Copy each of the entries below faithfully, setting aside any pictures.

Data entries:
******************************

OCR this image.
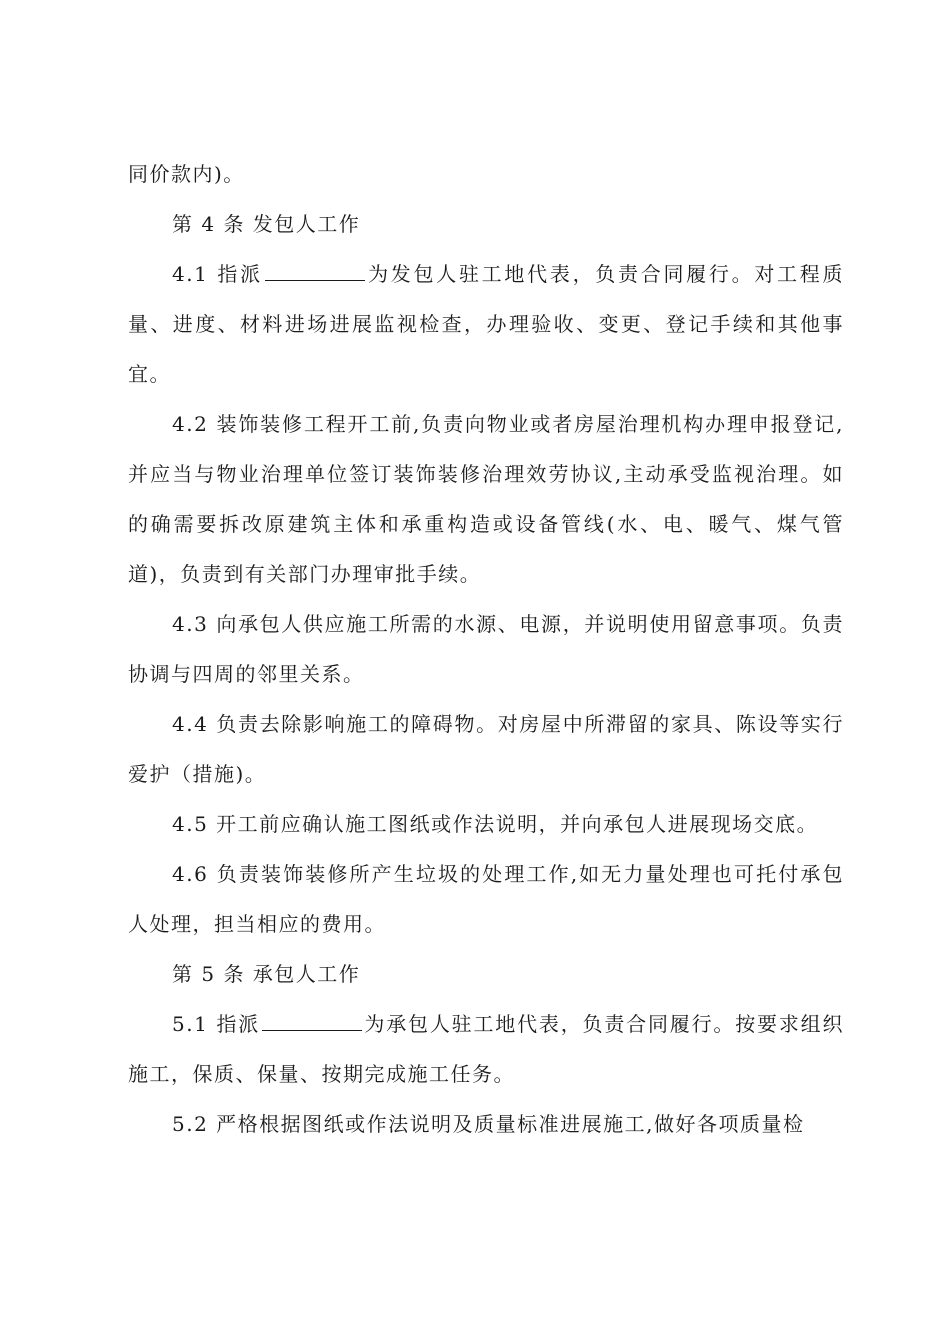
同价款内)。

第 4 条 发包人工作

4.1 指派	为发包人驻工地代表，负责合同履行。对工程质量、进度、材料进场进展监视检查，办理验收、变更、登记手续和其他事宜。

4.2 装饰装修工程开工前,负责向物业或者房屋治理机构办理申报登记,并应当与物业治理单位签订装饰装修治理效劳协议,主动承受监视治理。如的确需要拆改原建筑主体和承重构造或设备管线(水、电、暖气、煤气管道)，负责到有关部门办理审批手续。

4.3 向承包人供应施工所需的水源、电源，并说明使用留意事项。负责协调与四周的邻里关系。

4.4 负责去除影响施工的障碍物。对房屋中所滞留的家具、陈设等实行爱护（措施)。

4.5 开工前应确认施工图纸或作法说明，并向承包人进展现场交底。

4.6 负责装饰装修所产生垃圾的处理工作,如无力量处理也可托付承包人处理，担当相应的费用。

第 5 条 承包人工作

5.1 指派	为承包人驻工地代表，负责合同履行。按要求组织施工，保质、保量、按期完成施工任务。

5.2 严格根据图纸或作法说明及质量标准进展施工,做好各项质量检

******************************

CORRECT RESPONSE
OCR this image.
同价款内)。

第 4 条 发包人工作

4.1 指派	为发包人驻工地代表，负责合同履行。对工程质量、进度、材料进场进展监视检查，办理验收、变更、登记手续和其他事宜。

4.2 装饰装修工程开工前,负责向物业或者房屋治理机构办理申报登记,并应当与物业治理单位签订装饰装修治理效劳协议,主动承受监视治理。如的确需要拆改原建筑主体和承重构造或设备管线(水、电、暖气、煤气管道)，负责到有关部门办理审批手续。

4.3 向承包人供应施工所需的水源、电源，并说明使用留意事项。负责协调与四周的邻里关系。

4.4 负责去除影响施工的障碍物。对房屋中所滞留的家具、陈设等实行爱护（措施)。

4.5 开工前应确认施工图纸或作法说明，并向承包人进展现场交底。

4.6 负责装饰装修所产生垃圾的处理工作,如无力量处理也可托付承包人处理，担当相应的费用。

第 5 条 承包人工作

5.1 指派	为承包人驻工地代表，负责合同履行。按要求组织施工，保质、保量、按期完成施工任务。

5.2 严格根据图纸或作法说明及质量标准进展施工,做好各项质量检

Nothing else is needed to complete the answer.